▸ Excerpted data
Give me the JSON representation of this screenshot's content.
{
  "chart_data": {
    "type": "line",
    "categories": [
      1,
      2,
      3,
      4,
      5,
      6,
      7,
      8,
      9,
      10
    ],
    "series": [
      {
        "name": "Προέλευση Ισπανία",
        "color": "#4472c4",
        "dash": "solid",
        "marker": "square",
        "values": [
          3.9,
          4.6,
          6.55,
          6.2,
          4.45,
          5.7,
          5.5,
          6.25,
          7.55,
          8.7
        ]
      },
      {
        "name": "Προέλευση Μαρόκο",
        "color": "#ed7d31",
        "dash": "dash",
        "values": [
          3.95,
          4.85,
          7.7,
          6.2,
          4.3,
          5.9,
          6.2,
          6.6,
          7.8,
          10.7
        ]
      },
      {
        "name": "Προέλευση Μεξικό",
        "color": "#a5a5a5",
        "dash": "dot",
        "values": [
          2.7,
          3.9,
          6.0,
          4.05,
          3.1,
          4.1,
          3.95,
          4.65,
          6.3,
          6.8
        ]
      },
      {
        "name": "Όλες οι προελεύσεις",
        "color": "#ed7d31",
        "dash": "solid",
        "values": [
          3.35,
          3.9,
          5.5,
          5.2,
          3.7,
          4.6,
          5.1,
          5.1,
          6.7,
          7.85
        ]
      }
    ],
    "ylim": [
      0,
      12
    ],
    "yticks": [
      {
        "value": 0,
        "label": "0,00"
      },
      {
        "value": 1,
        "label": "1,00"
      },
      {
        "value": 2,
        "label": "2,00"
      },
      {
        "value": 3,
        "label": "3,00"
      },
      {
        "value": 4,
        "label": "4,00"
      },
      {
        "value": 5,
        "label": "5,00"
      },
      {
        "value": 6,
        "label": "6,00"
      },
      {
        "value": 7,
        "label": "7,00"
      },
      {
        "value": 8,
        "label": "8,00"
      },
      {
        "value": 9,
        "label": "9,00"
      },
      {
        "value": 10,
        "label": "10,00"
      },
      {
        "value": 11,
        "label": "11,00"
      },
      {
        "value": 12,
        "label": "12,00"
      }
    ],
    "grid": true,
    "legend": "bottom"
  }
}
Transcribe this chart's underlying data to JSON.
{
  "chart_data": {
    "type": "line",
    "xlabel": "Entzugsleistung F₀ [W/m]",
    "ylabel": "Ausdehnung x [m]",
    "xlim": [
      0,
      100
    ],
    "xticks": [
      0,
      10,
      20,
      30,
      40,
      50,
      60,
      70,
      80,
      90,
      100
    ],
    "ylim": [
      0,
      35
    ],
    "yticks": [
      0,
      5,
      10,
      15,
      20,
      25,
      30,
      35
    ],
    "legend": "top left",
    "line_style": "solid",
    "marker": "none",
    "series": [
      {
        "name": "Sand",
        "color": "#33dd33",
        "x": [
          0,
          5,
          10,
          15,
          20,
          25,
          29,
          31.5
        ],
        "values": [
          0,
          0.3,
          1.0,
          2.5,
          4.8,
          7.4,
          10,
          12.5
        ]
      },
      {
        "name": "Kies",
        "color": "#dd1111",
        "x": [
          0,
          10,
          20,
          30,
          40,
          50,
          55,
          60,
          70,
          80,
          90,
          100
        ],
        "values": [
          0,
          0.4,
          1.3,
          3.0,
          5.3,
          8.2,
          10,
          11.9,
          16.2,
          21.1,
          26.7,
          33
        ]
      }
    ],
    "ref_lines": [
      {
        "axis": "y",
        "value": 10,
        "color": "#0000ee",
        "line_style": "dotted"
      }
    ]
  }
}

▸ Goal of the exercise
Leave out every line before the one containing "Transcribe this chart's"; set down that line and all remaining lines of the material exactly.

▸ Worked answer
Transcribe this chart's underlying data to JSON.
{
  "chart_data": {
    "type": "line",
    "xlabel": "Entzugsleistung F₀ [W/m]",
    "ylabel": "Ausdehnung x [m]",
    "xlim": [
      0,
      100
    ],
    "xticks": [
      0,
      10,
      20,
      30,
      40,
      50,
      60,
      70,
      80,
      90,
      100
    ],
    "ylim": [
      0,
      35
    ],
    "yticks": [
      0,
      5,
      10,
      15,
      20,
      25,
      30,
      35
    ],
    "legend": "top left",
    "line_style": "solid",
    "marker": "none",
    "series": [
      {
        "name": "Sand",
        "color": "#33dd33",
        "x": [
          0,
          5,
          10,
          15,
          20,
          25,
          29,
          31.5
        ],
        "values": [
          0,
          0.3,
          1.0,
          2.5,
          4.8,
          7.4,
          10,
          12.5
        ]
      },
      {
        "name": "Kies",
        "color": "#dd1111",
        "x": [
          0,
          10,
          20,
          30,
          40,
          50,
          55,
          60,
          70,
          80,
          90,
          100
        ],
        "values": [
          0,
          0.4,
          1.3,
          3.0,
          5.3,
          8.2,
          10,
          11.9,
          16.2,
          21.1,
          26.7,
          33
        ]
      }
    ],
    "ref_lines": [
      {
        "axis": "y",
        "value": 10,
        "color": "#0000ee",
        "line_style": "dotted"
      }
    ]
  }
}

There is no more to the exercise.